━━━━━ TASK INPUT

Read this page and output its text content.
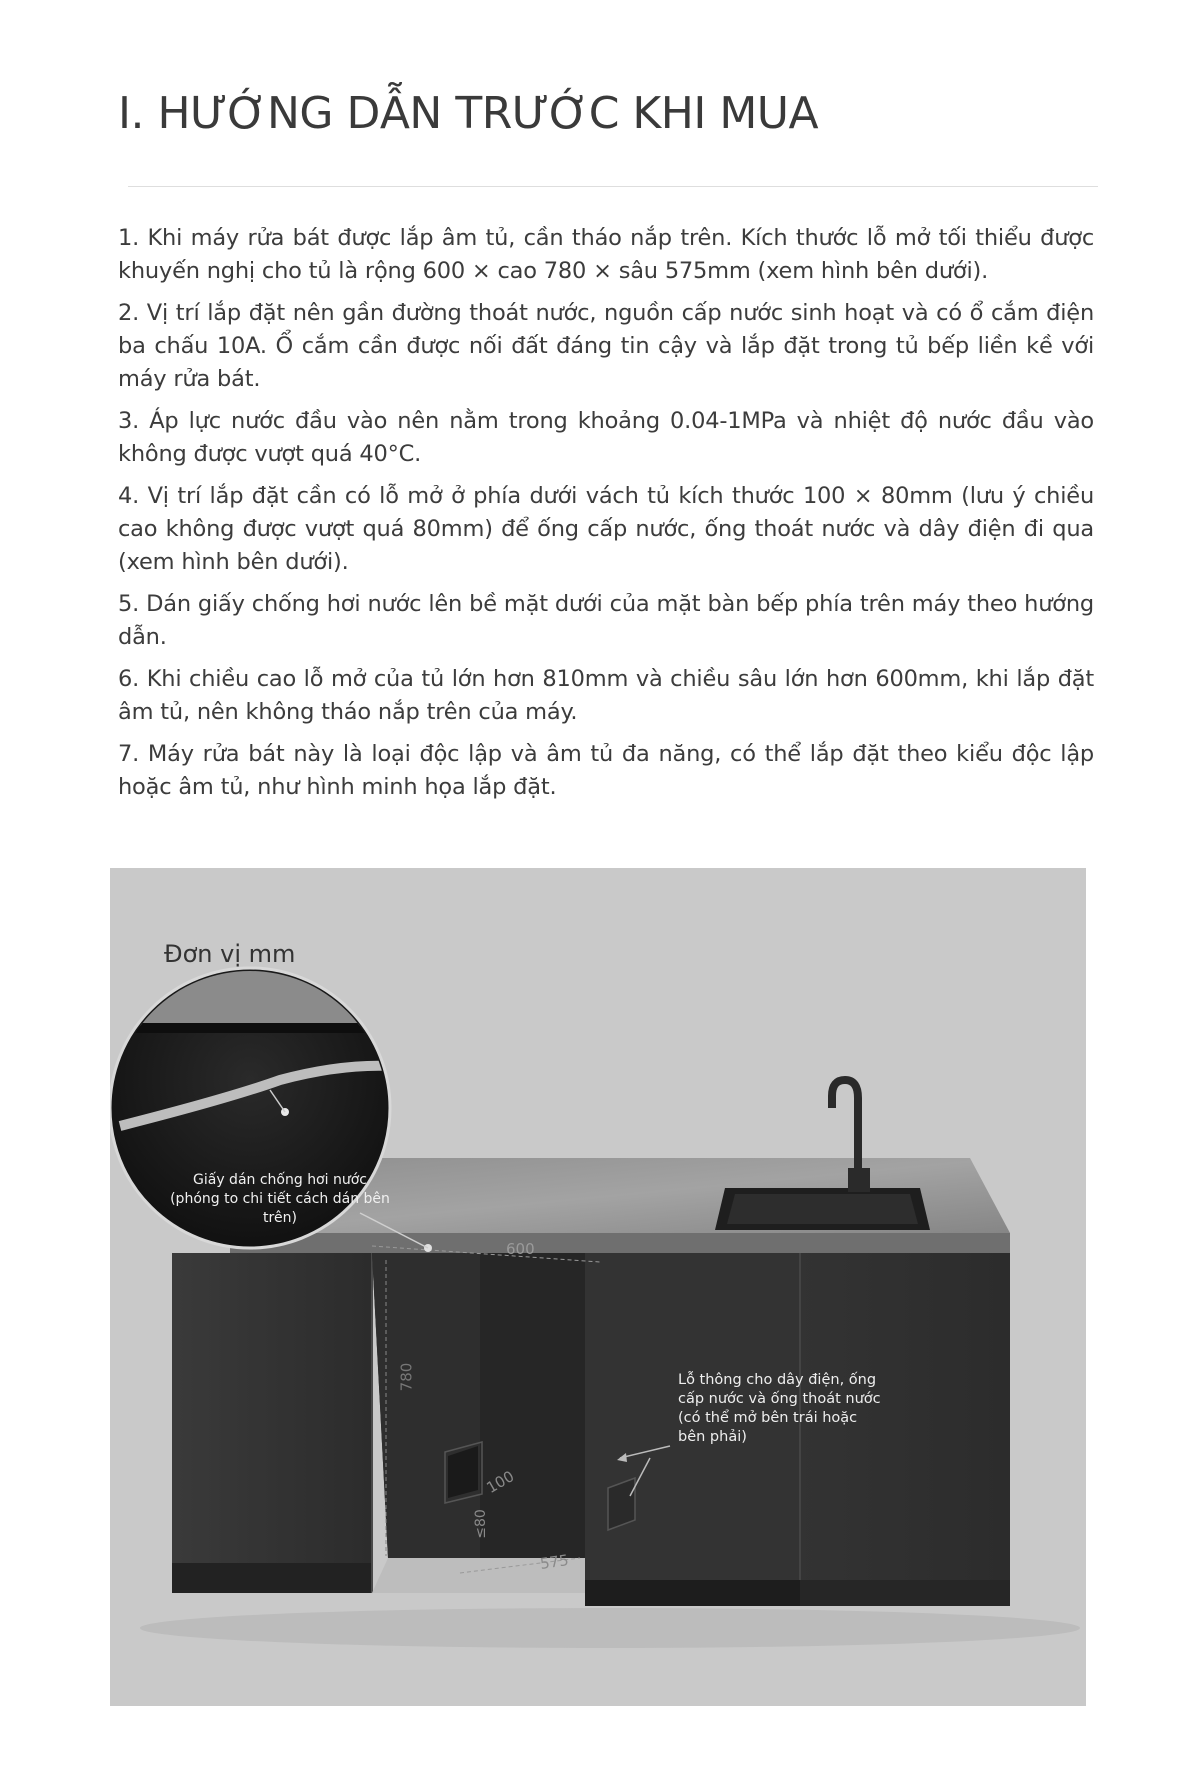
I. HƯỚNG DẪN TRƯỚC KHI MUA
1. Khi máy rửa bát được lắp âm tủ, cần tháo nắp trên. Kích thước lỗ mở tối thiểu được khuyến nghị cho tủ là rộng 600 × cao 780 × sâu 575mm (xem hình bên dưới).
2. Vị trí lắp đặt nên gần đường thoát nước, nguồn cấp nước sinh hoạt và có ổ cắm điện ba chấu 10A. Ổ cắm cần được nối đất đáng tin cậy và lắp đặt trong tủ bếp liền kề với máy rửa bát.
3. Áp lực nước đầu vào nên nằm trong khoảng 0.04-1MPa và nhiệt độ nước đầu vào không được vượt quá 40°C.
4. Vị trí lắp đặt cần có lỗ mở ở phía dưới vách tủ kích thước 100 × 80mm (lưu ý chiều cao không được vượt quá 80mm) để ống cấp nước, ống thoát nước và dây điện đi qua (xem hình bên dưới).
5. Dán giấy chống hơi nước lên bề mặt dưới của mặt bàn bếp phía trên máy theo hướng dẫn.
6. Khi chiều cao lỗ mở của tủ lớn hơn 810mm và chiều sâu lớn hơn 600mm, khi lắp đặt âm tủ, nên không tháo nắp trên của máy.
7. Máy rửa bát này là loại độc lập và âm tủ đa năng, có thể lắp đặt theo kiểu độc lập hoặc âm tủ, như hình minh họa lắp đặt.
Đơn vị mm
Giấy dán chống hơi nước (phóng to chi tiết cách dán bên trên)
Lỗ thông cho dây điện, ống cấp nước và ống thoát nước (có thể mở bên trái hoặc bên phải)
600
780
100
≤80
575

━━━━━━━━━━

- EXERCISE AIM:
Extract all the data above exactly, excluding every picture.

- RESULT:
Read this page and output its text content.
I. HƯỚNG DẪN TRƯỚC KHI MUA
1. Khi máy rửa bát được lắp âm tủ, cần tháo nắp trên. Kích thước lỗ mở tối thiểu được khuyến nghị cho tủ là rộng 600 × cao 780 × sâu 575mm (xem hình bên dưới).
2. Vị trí lắp đặt nên gần đường thoát nước, nguồn cấp nước sinh hoạt và có ổ cắm điện ba chấu 10A. Ổ cắm cần được nối đất đáng tin cậy và lắp đặt trong tủ bếp liền kề với máy rửa bát.
3. Áp lực nước đầu vào nên nằm trong khoảng 0.04-1MPa và nhiệt độ nước đầu vào không được vượt quá 40°C.
4. Vị trí lắp đặt cần có lỗ mở ở phía dưới vách tủ kích thước 100 × 80mm (lưu ý chiều cao không được vượt quá 80mm) để ống cấp nước, ống thoát nước và dây điện đi qua (xem hình bên dưới).
5. Dán giấy chống hơi nước lên bề mặt dưới của mặt bàn bếp phía trên máy theo hướng dẫn.
6. Khi chiều cao lỗ mở của tủ lớn hơn 810mm và chiều sâu lớn hơn 600mm, khi lắp đặt âm tủ, nên không tháo nắp trên của máy.
7. Máy rửa bát này là loại độc lập và âm tủ đa năng, có thể lắp đặt theo kiểu độc lập hoặc âm tủ, như hình minh họa lắp đặt.
Đơn vị mm
Giấy dán chống hơi nước (phóng to chi tiết cách dán bên trên)
Lỗ thông cho dây điện, ống cấp nước và ống thoát nước (có thể mở bên trái hoặc bên phải)
600
780
100
≤80
575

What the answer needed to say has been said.